** start of THE INPUT **

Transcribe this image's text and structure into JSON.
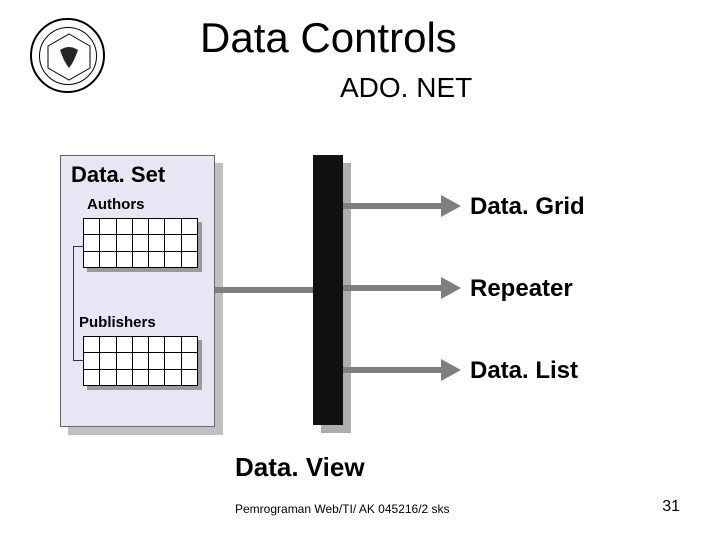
{
  "header": {
    "title": "Data Controls",
    "subtitle": "ADO. NET"
  },
  "dataset": {
    "title": "Data. Set",
    "tables": [
      "Authors",
      "Publishers"
    ]
  },
  "controls": [
    "Data. Grid",
    "Repeater",
    "Data. List"
  ],
  "dataview_label": "Data. View",
  "footer": {
    "course": "Pemrograman Web/TI/ AK 045216/2 sks",
    "page": "31"
  },
  "logo": {
    "name": "university-seal"
  }
}
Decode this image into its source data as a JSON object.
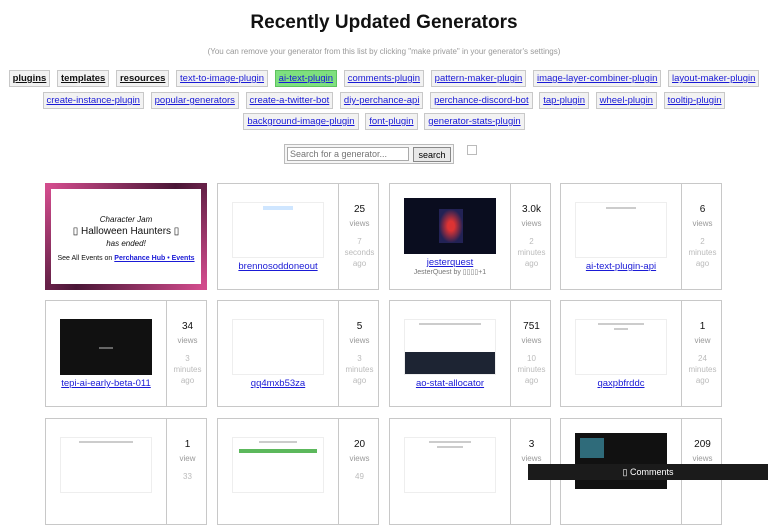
{
  "title": "Recently Updated Generators",
  "subtitle": "(You can remove your generator from this list by clicking \"make private\" in your generator's settings)",
  "tags_row1": [
    "plugins",
    "templates",
    "resources",
    "text-to-image-plugin",
    "ai-text-plugin",
    "comments-plugin",
    "pattern-maker-plugin",
    "image-layer-combiner-plugin",
    "layout-maker-plugin"
  ],
  "tags_row2": [
    "create-instance-plugin",
    "popular-generators",
    "create-a-twitter-bot",
    "diy-perchance-api",
    "perchance-discord-bot",
    "tap-plugin",
    "wheel-plugin",
    "tooltip-plugin"
  ],
  "tags_row3": [
    "background-image-plugin",
    "font-plugin",
    "generator-stats-plugin"
  ],
  "search": {
    "placeholder": "Search for a generator...",
    "button": "search"
  },
  "promo": {
    "line1": "Character Jam",
    "line2": "▯ Halloween Haunters ▯",
    "line3": "has ended!",
    "line4_pre": "See All Events on ",
    "link": "Perchance Hub • Events"
  },
  "cards": [
    {
      "name": "brennosoddoneout",
      "views": "25",
      "unit": "views",
      "time": [
        "7",
        "seconds",
        "ago"
      ],
      "author": "",
      "thumb": "light"
    },
    {
      "name": "jesterquest",
      "views": "3.0k",
      "unit": "views",
      "time": [
        "2",
        "minutes",
        "ago"
      ],
      "author": "JesterQuest by ▯▯▯▯+1",
      "thumb": "night"
    },
    {
      "name": "ai-text-plugin-api",
      "views": "6",
      "unit": "views",
      "time": [
        "2",
        "minutes",
        "ago"
      ],
      "author": "",
      "thumb": "light"
    },
    {
      "name": "tepi-ai-early-beta-011",
      "views": "34",
      "unit": "views",
      "time": [
        "3",
        "minutes",
        "ago"
      ],
      "author": "",
      "thumb": "dark"
    },
    {
      "name": "qq4mxb53za",
      "views": "5",
      "unit": "views",
      "time": [
        "3",
        "minutes",
        "ago"
      ],
      "author": "",
      "thumb": "light"
    },
    {
      "name": "ao-stat-allocator",
      "views": "751",
      "unit": "views",
      "time": [
        "10",
        "minutes",
        "ago"
      ],
      "author": "",
      "thumb": "light"
    },
    {
      "name": "qaxpbfrddc",
      "views": "1",
      "unit": "view",
      "time": [
        "24",
        "minutes",
        "ago"
      ],
      "author": "",
      "thumb": "light"
    },
    {
      "name": "",
      "views": "1",
      "unit": "view",
      "time": [
        "33"
      ],
      "author": "",
      "thumb": "light"
    },
    {
      "name": "",
      "views": "20",
      "unit": "views",
      "time": [
        "49"
      ],
      "author": "",
      "thumb": "light"
    },
    {
      "name": "",
      "views": "3",
      "unit": "views",
      "time": [],
      "author": "",
      "thumb": "light"
    },
    {
      "name": "",
      "views": "209",
      "unit": "views",
      "time": [],
      "author": "",
      "thumb": "dark"
    }
  ],
  "comments_label": "▯ Comments",
  "colors": {
    "link": "#1a1ad6",
    "highlight": "#7ee07e",
    "promo_border": "#b03a78",
    "comments_bar": "#1b1b1b"
  }
}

** end of THE INPUT **

Show every line where the string "maker" appears.

    "pattern-maker-plugin",
    "layout-maker-plugin"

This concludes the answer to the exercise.